(Your task): Every entry below must appear again, exactly as written.

(Provided records):

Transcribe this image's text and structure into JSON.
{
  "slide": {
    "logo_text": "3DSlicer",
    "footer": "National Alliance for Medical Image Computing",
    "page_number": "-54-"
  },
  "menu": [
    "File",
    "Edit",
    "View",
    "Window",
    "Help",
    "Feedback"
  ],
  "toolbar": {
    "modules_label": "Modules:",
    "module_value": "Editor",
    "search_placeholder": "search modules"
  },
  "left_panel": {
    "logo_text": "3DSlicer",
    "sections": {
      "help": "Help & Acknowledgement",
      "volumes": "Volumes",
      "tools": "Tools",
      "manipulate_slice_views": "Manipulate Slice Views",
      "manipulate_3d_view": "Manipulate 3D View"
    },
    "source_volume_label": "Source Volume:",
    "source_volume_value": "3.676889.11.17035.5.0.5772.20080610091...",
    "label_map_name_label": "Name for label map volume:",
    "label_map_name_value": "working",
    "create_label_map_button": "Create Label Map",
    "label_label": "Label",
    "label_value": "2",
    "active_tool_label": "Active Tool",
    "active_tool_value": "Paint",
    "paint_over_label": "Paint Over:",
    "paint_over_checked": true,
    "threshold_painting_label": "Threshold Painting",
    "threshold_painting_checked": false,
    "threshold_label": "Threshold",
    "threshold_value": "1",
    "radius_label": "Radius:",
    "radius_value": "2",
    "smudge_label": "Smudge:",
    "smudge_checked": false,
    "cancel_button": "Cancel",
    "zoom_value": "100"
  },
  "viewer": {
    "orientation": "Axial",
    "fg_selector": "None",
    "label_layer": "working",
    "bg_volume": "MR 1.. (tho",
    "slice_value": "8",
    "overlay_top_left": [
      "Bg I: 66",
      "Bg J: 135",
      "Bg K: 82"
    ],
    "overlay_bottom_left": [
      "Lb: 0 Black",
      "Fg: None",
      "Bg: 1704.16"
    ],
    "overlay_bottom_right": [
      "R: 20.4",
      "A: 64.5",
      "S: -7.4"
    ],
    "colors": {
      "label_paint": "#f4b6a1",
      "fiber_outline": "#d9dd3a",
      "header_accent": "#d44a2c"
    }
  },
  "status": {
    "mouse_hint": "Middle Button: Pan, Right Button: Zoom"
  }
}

(Answer to the exercise):
Transcribe this image's text and structure into JSON.
{
  "slide": {
    "logo_text": "3DSlicer",
    "footer": "National Alliance for Medical Image Computing",
    "page_number": "-54-"
  },
  "menu": [
    "File",
    "Edit",
    "View",
    "Window",
    "Help",
    "Feedback"
  ],
  "toolbar": {
    "modules_label": "Modules:",
    "module_value": "Editor",
    "search_placeholder": "search modules"
  },
  "left_panel": {
    "logo_text": "3DSlicer",
    "sections": {
      "help": "Help & Acknowledgement",
      "volumes": "Volumes",
      "tools": "Tools",
      "manipulate_slice_views": "Manipulate Slice Views",
      "manipulate_3d_view": "Manipulate 3D View"
    },
    "source_volume_label": "Source Volume:",
    "source_volume_value": "3.676889.11.17035.5.0.5772.20080610091...",
    "label_map_name_label": "Name for label map volume:",
    "label_map_name_value": "working",
    "create_label_map_button": "Create Label Map",
    "label_label": "Label",
    "label_value": "2",
    "active_tool_label": "Active Tool",
    "active_tool_value": "Paint",
    "paint_over_label": "Paint Over:",
    "paint_over_checked": true,
    "threshold_painting_label": "Threshold Painting",
    "threshold_painting_checked": false,
    "threshold_label": "Threshold",
    "threshold_value": "1",
    "radius_label": "Radius:",
    "radius_value": "2",
    "smudge_label": "Smudge:",
    "smudge_checked": false,
    "cancel_button": "Cancel",
    "zoom_value": "100"
  },
  "viewer": {
    "orientation": "Axial",
    "fg_selector": "None",
    "label_layer": "working",
    "bg_volume": "MR 1.. (tho",
    "slice_value": "8",
    "overlay_top_left": [
      "Bg I: 66",
      "Bg J: 135",
      "Bg K: 82"
    ],
    "overlay_bottom_left": [
      "Lb: 0 Black",
      "Fg: None",
      "Bg: 1704.16"
    ],
    "overlay_bottom_right": [
      "R: 20.4",
      "A: 64.5",
      "S: -7.4"
    ],
    "colors": {
      "label_paint": "#f4b6a1",
      "fiber_outline": "#d9dd3a",
      "header_accent": "#d44a2c"
    }
  },
  "status": {
    "mouse_hint": "Middle Button: Pan, Right Button: Zoom"
  }
}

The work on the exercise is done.